**GIVEN EXERCISE**
Return the records that follow, matching each one exactly.

Begin DATA FOR THIS TASK

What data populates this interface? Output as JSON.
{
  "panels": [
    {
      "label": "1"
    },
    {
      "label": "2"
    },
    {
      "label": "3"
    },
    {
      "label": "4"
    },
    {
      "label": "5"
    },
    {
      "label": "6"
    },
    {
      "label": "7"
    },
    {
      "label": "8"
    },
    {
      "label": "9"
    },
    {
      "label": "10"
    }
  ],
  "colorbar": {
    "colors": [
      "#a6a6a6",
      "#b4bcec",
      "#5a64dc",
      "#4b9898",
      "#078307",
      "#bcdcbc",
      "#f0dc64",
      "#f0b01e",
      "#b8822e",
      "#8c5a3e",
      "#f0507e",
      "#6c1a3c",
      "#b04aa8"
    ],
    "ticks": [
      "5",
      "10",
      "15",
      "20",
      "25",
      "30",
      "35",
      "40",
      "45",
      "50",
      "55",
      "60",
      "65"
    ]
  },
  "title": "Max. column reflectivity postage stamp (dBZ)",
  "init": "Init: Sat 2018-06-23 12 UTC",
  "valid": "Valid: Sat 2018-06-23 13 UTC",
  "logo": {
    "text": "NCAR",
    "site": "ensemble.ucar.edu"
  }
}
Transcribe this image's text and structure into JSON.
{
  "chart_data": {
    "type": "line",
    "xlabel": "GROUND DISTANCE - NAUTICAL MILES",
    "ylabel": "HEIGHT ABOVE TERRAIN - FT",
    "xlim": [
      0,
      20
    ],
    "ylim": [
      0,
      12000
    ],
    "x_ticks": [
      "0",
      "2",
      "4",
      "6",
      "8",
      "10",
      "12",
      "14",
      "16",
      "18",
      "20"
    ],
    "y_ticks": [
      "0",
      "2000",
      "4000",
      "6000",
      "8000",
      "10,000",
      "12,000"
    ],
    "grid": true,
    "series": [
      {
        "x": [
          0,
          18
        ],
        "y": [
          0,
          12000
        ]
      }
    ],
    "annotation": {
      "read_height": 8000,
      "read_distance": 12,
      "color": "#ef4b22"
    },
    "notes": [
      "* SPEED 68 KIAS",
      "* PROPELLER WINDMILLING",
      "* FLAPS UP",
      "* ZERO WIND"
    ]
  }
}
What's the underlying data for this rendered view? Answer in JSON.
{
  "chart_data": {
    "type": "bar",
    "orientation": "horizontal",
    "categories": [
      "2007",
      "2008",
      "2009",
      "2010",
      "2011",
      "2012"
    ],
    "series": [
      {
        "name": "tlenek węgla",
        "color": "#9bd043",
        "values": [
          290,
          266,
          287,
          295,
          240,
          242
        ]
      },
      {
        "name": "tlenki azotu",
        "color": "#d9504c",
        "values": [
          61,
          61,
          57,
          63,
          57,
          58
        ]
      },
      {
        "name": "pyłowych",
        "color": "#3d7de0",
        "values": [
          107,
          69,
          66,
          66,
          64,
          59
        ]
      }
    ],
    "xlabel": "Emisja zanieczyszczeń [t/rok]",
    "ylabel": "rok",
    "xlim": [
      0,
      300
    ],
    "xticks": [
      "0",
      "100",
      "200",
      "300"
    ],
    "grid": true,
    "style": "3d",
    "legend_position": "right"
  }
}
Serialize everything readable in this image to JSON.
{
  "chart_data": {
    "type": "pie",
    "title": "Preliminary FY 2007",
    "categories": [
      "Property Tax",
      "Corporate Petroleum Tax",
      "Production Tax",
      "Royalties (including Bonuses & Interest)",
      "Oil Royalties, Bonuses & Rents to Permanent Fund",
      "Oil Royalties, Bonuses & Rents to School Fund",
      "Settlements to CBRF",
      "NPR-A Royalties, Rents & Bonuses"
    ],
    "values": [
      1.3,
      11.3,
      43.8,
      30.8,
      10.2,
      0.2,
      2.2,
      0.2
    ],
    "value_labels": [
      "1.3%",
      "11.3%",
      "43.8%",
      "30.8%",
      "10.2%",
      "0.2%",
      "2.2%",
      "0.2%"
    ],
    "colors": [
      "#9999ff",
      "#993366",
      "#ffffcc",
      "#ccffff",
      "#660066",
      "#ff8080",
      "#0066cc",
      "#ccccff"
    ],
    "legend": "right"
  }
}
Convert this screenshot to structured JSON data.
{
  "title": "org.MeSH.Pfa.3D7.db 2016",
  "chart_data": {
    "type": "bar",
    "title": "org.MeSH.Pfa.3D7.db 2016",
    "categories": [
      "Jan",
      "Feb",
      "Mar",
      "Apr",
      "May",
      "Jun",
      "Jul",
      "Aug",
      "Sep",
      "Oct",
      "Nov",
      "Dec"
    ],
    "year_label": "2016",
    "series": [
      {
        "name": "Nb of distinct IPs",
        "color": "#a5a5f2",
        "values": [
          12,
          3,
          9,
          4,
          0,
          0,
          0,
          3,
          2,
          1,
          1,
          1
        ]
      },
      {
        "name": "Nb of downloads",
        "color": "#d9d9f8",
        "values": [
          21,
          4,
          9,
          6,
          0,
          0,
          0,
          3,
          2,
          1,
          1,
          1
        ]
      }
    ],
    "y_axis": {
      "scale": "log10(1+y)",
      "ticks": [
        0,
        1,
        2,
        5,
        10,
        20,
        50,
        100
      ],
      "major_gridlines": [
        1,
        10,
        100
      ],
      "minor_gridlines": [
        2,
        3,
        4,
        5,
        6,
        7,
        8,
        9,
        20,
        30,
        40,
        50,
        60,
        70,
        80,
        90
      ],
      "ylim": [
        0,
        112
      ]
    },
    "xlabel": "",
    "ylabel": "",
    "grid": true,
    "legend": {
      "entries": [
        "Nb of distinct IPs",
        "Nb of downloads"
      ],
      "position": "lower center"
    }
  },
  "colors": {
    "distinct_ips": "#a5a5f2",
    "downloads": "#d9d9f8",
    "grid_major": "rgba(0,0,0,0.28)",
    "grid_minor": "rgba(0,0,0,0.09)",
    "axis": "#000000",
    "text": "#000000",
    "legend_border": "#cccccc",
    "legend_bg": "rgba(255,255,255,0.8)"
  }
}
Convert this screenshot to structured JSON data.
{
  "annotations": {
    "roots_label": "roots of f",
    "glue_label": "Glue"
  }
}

End DATA FOR THIS TASK

**WRITTEN ANSWER**
What data populates this interface? Output as JSON.
{
  "panels": [
    {
      "label": "1"
    },
    {
      "label": "2"
    },
    {
      "label": "3"
    },
    {
      "label": "4"
    },
    {
      "label": "5"
    },
    {
      "label": "6"
    },
    {
      "label": "7"
    },
    {
      "label": "8"
    },
    {
      "label": "9"
    },
    {
      "label": "10"
    }
  ],
  "colorbar": {
    "colors": [
      "#a6a6a6",
      "#b4bcec",
      "#5a64dc",
      "#4b9898",
      "#078307",
      "#bcdcbc",
      "#f0dc64",
      "#f0b01e",
      "#b8822e",
      "#8c5a3e",
      "#f0507e",
      "#6c1a3c",
      "#b04aa8"
    ],
    "ticks": [
      "5",
      "10",
      "15",
      "20",
      "25",
      "30",
      "35",
      "40",
      "45",
      "50",
      "55",
      "60",
      "65"
    ]
  },
  "title": "Max. column reflectivity postage stamp (dBZ)",
  "init": "Init: Sat 2018-06-23 12 UTC",
  "valid": "Valid: Sat 2018-06-23 13 UTC",
  "logo": {
    "text": "NCAR",
    "site": "ensemble.ucar.edu"
  }
}
Transcribe this image's text and structure into JSON.
{
  "chart_data": {
    "type": "line",
    "xlabel": "GROUND DISTANCE - NAUTICAL MILES",
    "ylabel": "HEIGHT ABOVE TERRAIN - FT",
    "xlim": [
      0,
      20
    ],
    "ylim": [
      0,
      12000
    ],
    "x_ticks": [
      "0",
      "2",
      "4",
      "6",
      "8",
      "10",
      "12",
      "14",
      "16",
      "18",
      "20"
    ],
    "y_ticks": [
      "0",
      "2000",
      "4000",
      "6000",
      "8000",
      "10,000",
      "12,000"
    ],
    "grid": true,
    "series": [
      {
        "x": [
          0,
          18
        ],
        "y": [
          0,
          12000
        ]
      }
    ],
    "annotation": {
      "read_height": 8000,
      "read_distance": 12,
      "color": "#ef4b22"
    },
    "notes": [
      "* SPEED 68 KIAS",
      "* PROPELLER WINDMILLING",
      "* FLAPS UP",
      "* ZERO WIND"
    ]
  }
}
What's the underlying data for this rendered view? Answer in JSON.
{
  "chart_data": {
    "type": "bar",
    "orientation": "horizontal",
    "categories": [
      "2007",
      "2008",
      "2009",
      "2010",
      "2011",
      "2012"
    ],
    "series": [
      {
        "name": "tlenek węgla",
        "color": "#9bd043",
        "values": [
          290,
          266,
          287,
          295,
          240,
          242
        ]
      },
      {
        "name": "tlenki azotu",
        "color": "#d9504c",
        "values": [
          61,
          61,
          57,
          63,
          57,
          58
        ]
      },
      {
        "name": "pyłowych",
        "color": "#3d7de0",
        "values": [
          107,
          69,
          66,
          66,
          64,
          59
        ]
      }
    ],
    "xlabel": "Emisja zanieczyszczeń [t/rok]",
    "ylabel": "rok",
    "xlim": [
      0,
      300
    ],
    "xticks": [
      "0",
      "100",
      "200",
      "300"
    ],
    "grid": true,
    "style": "3d",
    "legend_position": "right"
  }
}
Serialize everything readable in this image to JSON.
{
  "chart_data": {
    "type": "pie",
    "title": "Preliminary FY 2007",
    "categories": [
      "Property Tax",
      "Corporate Petroleum Tax",
      "Production Tax",
      "Royalties (including Bonuses & Interest)",
      "Oil Royalties, Bonuses & Rents to Permanent Fund",
      "Oil Royalties, Bonuses & Rents to School Fund",
      "Settlements to CBRF",
      "NPR-A Royalties, Rents & Bonuses"
    ],
    "values": [
      1.3,
      11.3,
      43.8,
      30.8,
      10.2,
      0.2,
      2.2,
      0.2
    ],
    "value_labels": [
      "1.3%",
      "11.3%",
      "43.8%",
      "30.8%",
      "10.2%",
      "0.2%",
      "2.2%",
      "0.2%"
    ],
    "colors": [
      "#9999ff",
      "#993366",
      "#ffffcc",
      "#ccffff",
      "#660066",
      "#ff8080",
      "#0066cc",
      "#ccccff"
    ],
    "legend": "right"
  }
}
Convert this screenshot to structured JSON data.
{
  "title": "org.MeSH.Pfa.3D7.db 2016",
  "chart_data": {
    "type": "bar",
    "title": "org.MeSH.Pfa.3D7.db 2016",
    "categories": [
      "Jan",
      "Feb",
      "Mar",
      "Apr",
      "May",
      "Jun",
      "Jul",
      "Aug",
      "Sep",
      "Oct",
      "Nov",
      "Dec"
    ],
    "year_label": "2016",
    "series": [
      {
        "name": "Nb of distinct IPs",
        "color": "#a5a5f2",
        "values": [
          12,
          3,
          9,
          4,
          0,
          0,
          0,
          3,
          2,
          1,
          1,
          1
        ]
      },
      {
        "name": "Nb of downloads",
        "color": "#d9d9f8",
        "values": [
          21,
          4,
          9,
          6,
          0,
          0,
          0,
          3,
          2,
          1,
          1,
          1
        ]
      }
    ],
    "y_axis": {
      "scale": "log10(1+y)",
      "ticks": [
        0,
        1,
        2,
        5,
        10,
        20,
        50,
        100
      ],
      "major_gridlines": [
        1,
        10,
        100
      ],
      "minor_gridlines": [
        2,
        3,
        4,
        5,
        6,
        7,
        8,
        9,
        20,
        30,
        40,
        50,
        60,
        70,
        80,
        90
      ],
      "ylim": [
        0,
        112
      ]
    },
    "xlabel": "",
    "ylabel": "",
    "grid": true,
    "legend": {
      "entries": [
        "Nb of distinct IPs",
        "Nb of downloads"
      ],
      "position": "lower center"
    }
  },
  "colors": {
    "distinct_ips": "#a5a5f2",
    "downloads": "#d9d9f8",
    "grid_major": "rgba(0,0,0,0.28)",
    "grid_minor": "rgba(0,0,0,0.09)",
    "axis": "#000000",
    "text": "#000000",
    "legend_border": "#cccccc",
    "legend_bg": "rgba(255,255,255,0.8)"
  }
}
Convert this screenshot to structured JSON data.
{
  "annotations": {
    "roots_label": "roots of f",
    "glue_label": "Glue"
  }
}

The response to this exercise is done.